**Stated task**
Work through the material below line by line and say how many lines include the word "sample". Only the number, please.

═══ Records for the exercise ═══

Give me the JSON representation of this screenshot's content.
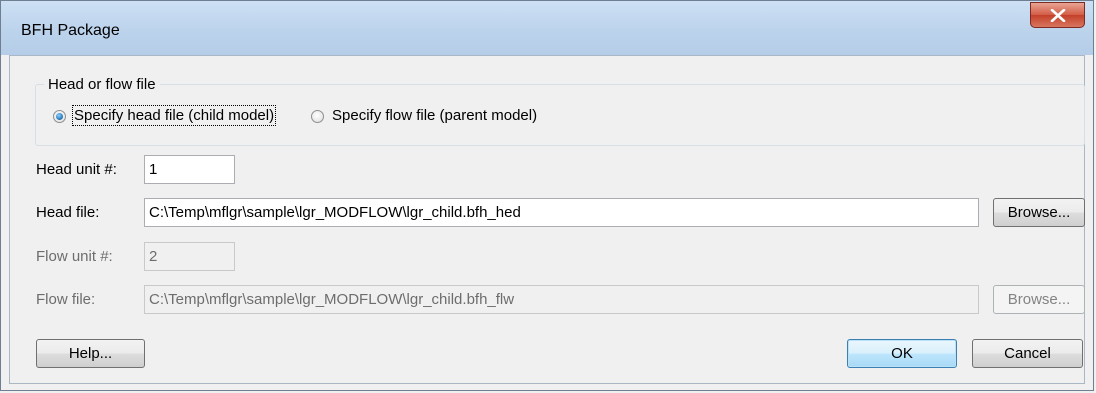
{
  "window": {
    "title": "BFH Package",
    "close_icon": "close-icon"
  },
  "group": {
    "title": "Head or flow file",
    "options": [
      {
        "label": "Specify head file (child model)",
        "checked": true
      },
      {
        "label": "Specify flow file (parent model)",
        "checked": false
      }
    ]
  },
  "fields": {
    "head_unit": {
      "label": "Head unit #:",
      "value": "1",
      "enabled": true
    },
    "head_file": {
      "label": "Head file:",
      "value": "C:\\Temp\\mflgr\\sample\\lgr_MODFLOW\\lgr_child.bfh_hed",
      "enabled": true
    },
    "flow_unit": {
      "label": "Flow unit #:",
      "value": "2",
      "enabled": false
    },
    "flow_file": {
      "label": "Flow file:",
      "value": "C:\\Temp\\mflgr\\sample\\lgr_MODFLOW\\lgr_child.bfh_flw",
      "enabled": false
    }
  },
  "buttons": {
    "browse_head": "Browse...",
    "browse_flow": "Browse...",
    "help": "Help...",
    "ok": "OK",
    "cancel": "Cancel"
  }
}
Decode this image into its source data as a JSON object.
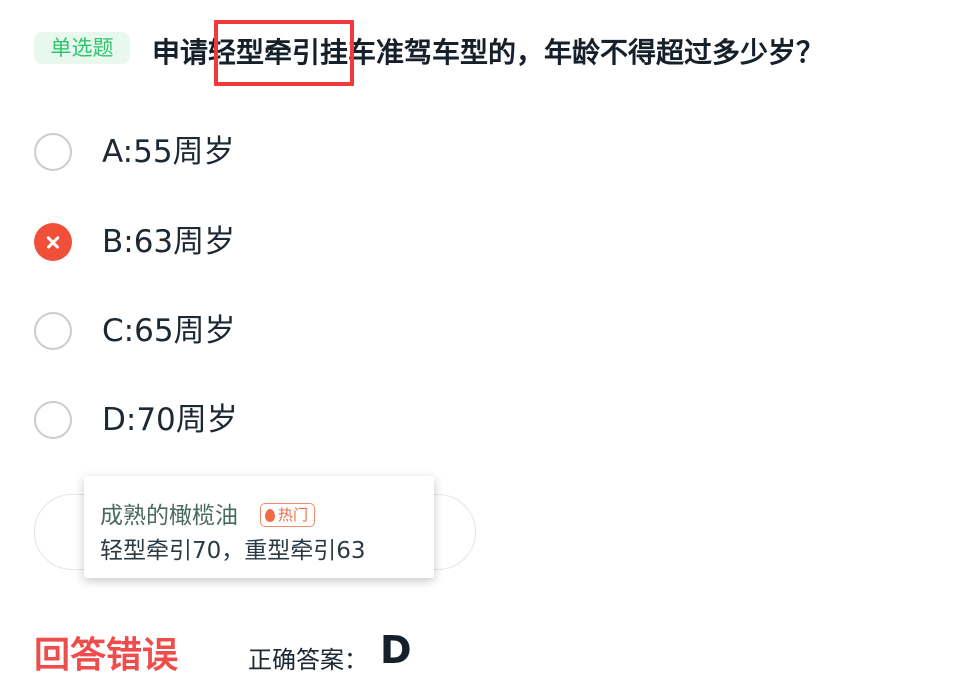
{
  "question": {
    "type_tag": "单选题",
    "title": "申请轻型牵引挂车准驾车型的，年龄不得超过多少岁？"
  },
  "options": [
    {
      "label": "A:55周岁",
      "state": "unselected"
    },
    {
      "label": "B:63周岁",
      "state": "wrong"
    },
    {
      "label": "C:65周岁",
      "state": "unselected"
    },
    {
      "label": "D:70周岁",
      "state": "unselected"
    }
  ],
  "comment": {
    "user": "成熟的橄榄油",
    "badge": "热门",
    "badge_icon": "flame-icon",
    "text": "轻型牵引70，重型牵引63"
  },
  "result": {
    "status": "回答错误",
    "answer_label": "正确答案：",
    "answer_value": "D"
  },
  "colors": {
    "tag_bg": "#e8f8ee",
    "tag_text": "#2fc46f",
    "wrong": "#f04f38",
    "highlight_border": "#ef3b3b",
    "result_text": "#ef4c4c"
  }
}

═══

**Exercise result**
2